* PROBLEM DESCRIPTION: Read the lines that follow and pick out every one containing the word "another".

— Start PROVIDED DATA —

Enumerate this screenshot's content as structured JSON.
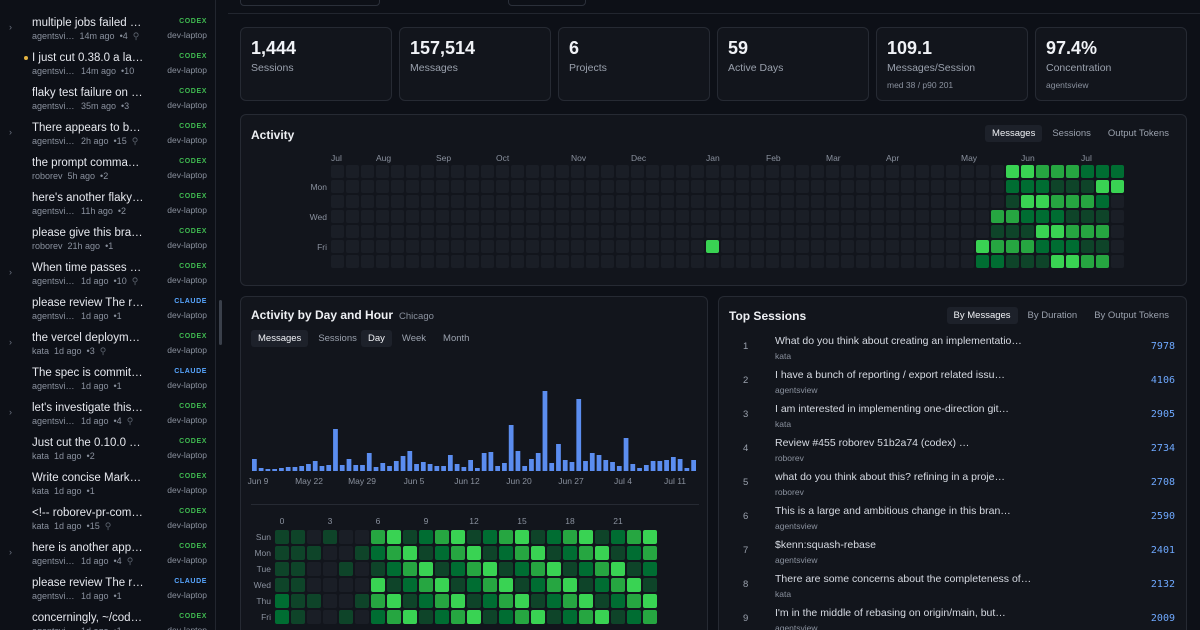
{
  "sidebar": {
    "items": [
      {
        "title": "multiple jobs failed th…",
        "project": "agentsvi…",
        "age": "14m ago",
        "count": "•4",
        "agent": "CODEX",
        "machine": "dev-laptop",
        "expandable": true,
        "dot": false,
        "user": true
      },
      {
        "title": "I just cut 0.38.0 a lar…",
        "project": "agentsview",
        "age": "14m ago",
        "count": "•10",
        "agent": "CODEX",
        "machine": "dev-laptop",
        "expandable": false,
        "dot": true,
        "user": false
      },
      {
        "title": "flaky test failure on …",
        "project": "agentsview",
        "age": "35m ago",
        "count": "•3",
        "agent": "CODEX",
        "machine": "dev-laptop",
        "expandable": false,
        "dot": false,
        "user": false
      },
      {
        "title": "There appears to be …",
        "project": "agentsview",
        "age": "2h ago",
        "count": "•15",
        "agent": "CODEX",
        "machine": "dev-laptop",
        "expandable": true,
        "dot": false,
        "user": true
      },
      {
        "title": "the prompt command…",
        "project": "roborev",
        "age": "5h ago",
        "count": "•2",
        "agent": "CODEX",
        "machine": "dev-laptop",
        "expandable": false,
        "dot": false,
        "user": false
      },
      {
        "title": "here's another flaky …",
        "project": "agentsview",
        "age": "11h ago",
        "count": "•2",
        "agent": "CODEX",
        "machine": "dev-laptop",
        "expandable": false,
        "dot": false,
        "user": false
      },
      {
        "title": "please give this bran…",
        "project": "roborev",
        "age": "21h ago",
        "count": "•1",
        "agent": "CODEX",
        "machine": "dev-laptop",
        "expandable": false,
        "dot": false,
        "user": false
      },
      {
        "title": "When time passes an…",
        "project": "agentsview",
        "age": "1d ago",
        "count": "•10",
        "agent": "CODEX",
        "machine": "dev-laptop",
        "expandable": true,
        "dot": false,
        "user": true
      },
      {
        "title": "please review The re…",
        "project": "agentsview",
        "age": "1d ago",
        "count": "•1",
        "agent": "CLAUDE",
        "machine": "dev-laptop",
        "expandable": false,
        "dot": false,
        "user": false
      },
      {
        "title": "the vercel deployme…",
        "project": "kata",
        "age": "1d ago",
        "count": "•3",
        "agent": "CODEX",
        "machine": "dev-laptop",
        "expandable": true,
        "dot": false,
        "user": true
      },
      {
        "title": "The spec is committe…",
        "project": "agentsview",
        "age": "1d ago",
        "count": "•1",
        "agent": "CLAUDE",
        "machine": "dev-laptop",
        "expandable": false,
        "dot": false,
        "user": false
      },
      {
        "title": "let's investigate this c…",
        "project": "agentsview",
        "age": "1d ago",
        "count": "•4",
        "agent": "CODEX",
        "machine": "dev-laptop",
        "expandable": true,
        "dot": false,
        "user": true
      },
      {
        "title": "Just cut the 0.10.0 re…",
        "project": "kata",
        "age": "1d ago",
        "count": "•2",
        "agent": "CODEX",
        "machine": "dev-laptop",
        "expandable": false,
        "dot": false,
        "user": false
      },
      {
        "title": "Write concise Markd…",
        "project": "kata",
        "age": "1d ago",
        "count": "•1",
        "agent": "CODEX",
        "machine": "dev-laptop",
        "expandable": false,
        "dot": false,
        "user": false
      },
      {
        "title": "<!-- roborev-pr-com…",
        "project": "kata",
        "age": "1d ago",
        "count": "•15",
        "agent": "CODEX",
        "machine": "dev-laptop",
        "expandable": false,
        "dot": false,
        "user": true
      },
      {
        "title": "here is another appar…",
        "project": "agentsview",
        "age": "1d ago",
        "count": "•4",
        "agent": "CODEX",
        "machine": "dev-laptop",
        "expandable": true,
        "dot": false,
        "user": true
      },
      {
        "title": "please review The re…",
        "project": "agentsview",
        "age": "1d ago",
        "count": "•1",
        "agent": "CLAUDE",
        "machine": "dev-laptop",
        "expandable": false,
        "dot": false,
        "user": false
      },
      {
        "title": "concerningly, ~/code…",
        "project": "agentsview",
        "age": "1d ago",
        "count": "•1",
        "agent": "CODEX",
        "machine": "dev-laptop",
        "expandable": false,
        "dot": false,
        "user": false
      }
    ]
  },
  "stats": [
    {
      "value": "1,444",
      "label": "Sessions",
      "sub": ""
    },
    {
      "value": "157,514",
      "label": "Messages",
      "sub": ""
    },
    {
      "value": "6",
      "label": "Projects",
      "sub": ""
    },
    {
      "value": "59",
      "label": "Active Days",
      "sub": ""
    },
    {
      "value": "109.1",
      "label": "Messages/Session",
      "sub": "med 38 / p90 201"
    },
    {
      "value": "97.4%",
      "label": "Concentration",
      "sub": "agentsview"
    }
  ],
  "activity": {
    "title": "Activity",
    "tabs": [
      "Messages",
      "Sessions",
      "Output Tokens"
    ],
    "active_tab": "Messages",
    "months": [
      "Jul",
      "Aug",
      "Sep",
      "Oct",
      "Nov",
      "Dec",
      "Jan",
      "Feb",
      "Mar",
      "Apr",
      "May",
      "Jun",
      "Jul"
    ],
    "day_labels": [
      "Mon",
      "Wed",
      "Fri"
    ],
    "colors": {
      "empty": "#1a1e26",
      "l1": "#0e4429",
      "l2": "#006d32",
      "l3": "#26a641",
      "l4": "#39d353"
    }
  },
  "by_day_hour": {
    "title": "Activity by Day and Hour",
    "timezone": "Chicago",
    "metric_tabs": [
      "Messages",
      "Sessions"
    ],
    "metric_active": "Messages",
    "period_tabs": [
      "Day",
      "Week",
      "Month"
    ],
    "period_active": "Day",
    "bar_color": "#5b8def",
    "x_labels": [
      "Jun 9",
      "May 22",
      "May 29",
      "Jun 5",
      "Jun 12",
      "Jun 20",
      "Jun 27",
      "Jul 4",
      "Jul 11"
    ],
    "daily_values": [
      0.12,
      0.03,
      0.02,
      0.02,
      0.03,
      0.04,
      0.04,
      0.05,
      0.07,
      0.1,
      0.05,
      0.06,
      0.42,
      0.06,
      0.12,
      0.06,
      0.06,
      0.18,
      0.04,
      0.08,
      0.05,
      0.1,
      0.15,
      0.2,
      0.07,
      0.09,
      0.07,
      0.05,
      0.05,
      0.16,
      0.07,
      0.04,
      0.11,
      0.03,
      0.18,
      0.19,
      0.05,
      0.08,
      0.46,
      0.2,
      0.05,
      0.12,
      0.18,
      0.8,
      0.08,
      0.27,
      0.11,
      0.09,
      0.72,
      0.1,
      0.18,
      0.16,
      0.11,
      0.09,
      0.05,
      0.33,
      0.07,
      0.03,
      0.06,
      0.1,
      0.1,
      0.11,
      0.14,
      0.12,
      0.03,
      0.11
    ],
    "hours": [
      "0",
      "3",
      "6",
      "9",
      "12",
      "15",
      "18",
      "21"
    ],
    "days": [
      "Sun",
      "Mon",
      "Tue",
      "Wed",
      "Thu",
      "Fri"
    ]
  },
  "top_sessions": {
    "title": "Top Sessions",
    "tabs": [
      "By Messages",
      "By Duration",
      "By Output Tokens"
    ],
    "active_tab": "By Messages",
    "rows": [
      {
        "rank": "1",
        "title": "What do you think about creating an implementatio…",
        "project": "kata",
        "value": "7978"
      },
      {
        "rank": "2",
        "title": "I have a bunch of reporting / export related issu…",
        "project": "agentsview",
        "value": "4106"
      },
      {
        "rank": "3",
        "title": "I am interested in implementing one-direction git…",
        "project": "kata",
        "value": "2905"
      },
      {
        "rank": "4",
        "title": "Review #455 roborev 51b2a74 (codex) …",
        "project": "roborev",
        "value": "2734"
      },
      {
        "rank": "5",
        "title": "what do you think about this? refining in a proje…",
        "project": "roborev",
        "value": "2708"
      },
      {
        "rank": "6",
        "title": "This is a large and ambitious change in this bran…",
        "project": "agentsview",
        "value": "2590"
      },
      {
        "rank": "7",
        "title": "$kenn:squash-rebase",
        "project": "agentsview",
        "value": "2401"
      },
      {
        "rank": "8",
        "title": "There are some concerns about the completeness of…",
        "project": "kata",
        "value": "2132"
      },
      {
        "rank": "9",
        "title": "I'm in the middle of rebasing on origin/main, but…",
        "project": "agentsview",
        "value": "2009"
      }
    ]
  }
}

— End PROVIDED DATA —
— Start PROVIDED DATA —

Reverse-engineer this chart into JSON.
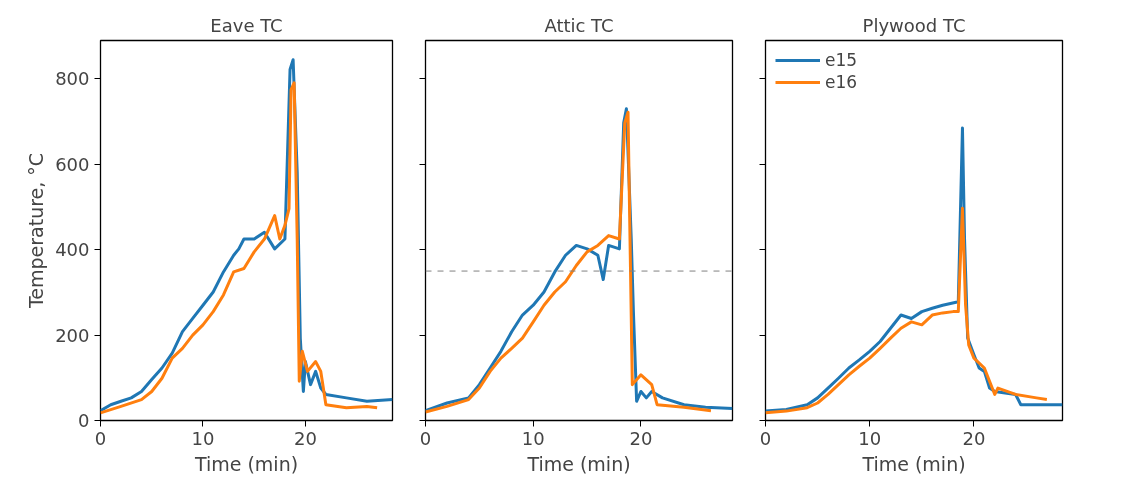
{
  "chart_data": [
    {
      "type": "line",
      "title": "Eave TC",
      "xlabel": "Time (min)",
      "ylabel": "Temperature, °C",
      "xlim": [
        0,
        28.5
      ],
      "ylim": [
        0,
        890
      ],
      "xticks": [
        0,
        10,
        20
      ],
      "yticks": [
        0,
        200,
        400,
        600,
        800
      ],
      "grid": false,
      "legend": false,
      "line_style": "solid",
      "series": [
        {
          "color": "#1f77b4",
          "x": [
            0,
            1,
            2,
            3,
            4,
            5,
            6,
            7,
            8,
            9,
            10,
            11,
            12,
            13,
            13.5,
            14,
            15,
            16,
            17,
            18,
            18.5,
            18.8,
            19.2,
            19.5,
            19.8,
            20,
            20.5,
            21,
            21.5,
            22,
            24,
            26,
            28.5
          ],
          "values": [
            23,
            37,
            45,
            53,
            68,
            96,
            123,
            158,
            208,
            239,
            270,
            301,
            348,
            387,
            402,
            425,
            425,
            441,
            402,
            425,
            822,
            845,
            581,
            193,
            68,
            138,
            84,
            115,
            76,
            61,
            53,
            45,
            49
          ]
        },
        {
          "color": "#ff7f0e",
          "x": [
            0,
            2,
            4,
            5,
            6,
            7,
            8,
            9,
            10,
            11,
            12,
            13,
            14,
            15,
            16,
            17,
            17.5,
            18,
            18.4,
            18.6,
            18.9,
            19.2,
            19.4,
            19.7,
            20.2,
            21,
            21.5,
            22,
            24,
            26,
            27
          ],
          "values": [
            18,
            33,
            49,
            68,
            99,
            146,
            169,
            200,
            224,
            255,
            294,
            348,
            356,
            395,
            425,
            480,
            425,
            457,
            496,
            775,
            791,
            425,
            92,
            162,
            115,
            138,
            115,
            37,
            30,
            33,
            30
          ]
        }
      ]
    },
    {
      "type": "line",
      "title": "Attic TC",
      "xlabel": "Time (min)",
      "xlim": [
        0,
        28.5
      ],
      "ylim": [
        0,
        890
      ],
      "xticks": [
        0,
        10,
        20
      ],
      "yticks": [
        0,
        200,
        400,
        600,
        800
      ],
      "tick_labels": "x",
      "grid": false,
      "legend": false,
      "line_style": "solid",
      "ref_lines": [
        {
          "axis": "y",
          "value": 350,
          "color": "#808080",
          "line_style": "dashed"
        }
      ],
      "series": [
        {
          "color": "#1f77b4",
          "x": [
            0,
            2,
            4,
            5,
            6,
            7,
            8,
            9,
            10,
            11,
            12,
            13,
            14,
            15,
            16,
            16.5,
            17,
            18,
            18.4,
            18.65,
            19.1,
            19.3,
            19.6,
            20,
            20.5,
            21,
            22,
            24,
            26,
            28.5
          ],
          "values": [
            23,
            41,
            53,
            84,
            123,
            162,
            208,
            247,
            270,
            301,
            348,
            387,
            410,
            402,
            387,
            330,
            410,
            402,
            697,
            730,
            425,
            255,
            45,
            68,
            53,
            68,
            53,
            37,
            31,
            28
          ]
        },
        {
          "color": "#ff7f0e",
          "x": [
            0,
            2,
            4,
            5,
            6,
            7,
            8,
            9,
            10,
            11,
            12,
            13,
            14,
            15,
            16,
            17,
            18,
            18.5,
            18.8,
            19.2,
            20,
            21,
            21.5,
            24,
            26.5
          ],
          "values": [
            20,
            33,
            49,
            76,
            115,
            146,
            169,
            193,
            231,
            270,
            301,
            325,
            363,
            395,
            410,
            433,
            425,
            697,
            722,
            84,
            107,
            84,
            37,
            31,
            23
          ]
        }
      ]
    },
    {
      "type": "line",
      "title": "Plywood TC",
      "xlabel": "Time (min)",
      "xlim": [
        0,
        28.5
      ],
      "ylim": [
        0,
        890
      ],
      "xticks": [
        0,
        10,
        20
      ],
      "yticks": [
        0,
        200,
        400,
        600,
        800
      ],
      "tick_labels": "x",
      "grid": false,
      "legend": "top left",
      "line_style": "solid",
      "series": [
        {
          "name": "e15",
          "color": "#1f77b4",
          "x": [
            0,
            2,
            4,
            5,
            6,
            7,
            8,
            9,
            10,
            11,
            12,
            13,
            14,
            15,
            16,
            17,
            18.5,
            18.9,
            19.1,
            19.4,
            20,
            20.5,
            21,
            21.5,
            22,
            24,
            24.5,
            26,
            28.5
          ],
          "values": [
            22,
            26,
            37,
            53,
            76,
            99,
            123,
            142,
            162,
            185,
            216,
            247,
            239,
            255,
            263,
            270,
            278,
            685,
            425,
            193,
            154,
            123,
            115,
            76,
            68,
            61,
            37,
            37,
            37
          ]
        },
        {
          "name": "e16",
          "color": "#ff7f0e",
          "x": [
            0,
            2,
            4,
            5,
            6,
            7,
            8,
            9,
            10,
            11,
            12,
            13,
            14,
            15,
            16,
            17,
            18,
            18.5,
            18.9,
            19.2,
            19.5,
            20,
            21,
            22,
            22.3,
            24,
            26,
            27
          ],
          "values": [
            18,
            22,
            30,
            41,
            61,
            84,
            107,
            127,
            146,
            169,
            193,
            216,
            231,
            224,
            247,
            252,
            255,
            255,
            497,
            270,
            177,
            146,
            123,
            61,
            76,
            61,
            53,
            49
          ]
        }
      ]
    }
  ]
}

— End PROVIDED DATA —
— Start PROVIDED DATA —

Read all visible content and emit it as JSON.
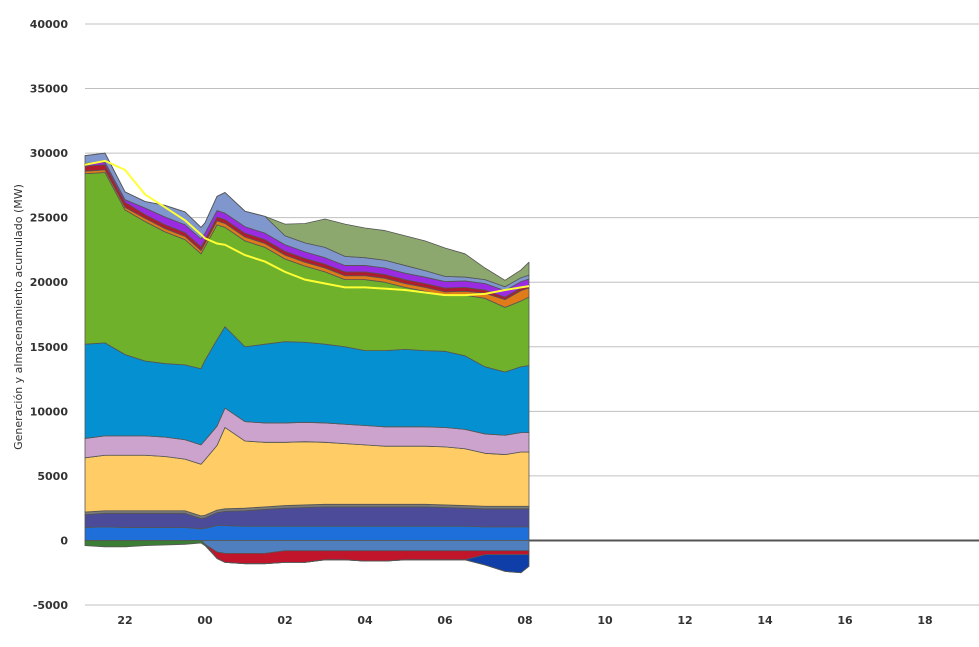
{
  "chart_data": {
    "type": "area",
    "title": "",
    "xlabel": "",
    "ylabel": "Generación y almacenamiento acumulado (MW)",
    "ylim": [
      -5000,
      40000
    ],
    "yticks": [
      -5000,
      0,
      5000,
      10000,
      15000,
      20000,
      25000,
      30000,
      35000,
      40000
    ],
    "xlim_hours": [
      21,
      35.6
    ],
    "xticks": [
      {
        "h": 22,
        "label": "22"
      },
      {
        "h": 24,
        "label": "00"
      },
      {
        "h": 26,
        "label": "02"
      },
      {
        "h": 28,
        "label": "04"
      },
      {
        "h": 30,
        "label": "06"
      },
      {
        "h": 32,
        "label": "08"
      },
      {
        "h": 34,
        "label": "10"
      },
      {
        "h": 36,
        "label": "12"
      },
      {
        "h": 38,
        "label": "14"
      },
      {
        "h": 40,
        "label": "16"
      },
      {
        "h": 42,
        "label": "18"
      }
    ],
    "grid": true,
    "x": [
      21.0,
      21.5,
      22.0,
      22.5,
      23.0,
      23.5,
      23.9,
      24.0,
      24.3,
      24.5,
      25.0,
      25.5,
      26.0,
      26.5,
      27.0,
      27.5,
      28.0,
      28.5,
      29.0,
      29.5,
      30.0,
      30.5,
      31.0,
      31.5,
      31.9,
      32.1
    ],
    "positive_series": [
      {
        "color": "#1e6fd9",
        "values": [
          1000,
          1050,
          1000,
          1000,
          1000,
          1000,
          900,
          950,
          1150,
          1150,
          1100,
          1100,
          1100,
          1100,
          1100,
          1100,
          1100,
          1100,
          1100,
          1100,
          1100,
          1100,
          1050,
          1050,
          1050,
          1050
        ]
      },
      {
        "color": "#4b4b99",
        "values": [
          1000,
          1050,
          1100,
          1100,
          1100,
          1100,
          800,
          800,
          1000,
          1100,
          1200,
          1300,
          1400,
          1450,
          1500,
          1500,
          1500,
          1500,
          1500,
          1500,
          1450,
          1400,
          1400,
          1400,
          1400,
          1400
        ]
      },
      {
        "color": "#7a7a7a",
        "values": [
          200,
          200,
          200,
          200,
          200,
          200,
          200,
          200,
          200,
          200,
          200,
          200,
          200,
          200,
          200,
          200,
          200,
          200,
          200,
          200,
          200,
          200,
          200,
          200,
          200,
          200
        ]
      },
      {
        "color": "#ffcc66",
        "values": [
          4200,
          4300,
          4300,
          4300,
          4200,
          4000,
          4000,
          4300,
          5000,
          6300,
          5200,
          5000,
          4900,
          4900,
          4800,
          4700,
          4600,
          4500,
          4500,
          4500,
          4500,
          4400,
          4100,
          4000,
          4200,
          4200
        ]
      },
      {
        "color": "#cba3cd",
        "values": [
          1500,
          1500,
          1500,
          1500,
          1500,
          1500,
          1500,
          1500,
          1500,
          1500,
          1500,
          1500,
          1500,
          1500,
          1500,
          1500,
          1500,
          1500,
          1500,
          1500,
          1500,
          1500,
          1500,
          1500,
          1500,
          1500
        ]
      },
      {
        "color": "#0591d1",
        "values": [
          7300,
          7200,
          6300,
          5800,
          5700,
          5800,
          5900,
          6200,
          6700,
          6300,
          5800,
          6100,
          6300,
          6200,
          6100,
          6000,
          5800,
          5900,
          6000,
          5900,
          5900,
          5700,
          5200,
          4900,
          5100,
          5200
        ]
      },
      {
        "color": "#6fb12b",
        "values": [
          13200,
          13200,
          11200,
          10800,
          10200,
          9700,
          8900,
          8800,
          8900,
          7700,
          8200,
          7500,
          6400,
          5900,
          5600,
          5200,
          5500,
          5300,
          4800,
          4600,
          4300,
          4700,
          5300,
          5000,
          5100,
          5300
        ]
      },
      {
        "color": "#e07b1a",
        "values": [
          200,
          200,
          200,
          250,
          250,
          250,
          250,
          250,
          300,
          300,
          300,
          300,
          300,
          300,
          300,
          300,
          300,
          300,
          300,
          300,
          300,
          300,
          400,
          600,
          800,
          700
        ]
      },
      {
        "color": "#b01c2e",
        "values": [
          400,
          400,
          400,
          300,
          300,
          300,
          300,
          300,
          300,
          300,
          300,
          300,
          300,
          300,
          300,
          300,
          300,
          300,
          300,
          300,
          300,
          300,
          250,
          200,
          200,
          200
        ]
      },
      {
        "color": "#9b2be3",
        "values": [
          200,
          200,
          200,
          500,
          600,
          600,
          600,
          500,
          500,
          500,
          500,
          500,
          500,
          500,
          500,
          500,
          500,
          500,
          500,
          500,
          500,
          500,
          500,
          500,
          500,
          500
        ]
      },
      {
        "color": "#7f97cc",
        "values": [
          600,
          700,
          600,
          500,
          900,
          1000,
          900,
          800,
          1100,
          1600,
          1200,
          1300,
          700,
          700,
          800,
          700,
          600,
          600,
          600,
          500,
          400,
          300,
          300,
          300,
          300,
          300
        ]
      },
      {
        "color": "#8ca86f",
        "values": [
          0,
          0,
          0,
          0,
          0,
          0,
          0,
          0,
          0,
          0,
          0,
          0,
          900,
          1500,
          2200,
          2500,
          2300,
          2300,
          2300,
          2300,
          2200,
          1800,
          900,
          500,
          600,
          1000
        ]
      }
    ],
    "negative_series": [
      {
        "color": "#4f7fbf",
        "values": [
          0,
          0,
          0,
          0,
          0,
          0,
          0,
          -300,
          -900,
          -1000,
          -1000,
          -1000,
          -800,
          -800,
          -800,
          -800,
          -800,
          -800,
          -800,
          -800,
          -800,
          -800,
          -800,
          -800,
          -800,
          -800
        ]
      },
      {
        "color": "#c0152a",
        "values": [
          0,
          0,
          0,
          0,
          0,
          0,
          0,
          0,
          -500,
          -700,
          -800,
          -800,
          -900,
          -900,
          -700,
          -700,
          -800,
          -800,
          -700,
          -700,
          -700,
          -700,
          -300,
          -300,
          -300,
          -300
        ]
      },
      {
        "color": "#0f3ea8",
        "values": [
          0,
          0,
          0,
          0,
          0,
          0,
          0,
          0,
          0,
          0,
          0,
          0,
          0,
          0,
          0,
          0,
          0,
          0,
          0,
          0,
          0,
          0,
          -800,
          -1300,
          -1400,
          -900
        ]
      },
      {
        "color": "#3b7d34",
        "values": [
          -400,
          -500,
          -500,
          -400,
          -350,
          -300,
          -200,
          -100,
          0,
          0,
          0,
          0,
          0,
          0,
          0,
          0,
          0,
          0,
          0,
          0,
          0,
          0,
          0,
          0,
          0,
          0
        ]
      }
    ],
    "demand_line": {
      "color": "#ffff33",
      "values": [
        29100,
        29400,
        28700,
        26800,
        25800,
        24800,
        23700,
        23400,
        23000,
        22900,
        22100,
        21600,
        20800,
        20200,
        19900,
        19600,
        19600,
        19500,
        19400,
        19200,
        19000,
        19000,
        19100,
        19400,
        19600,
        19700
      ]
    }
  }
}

— End PROVIDED DATA —

* FINAL RESULT:
        "title": "here's another flaky …",
        "title": "here is another appar…",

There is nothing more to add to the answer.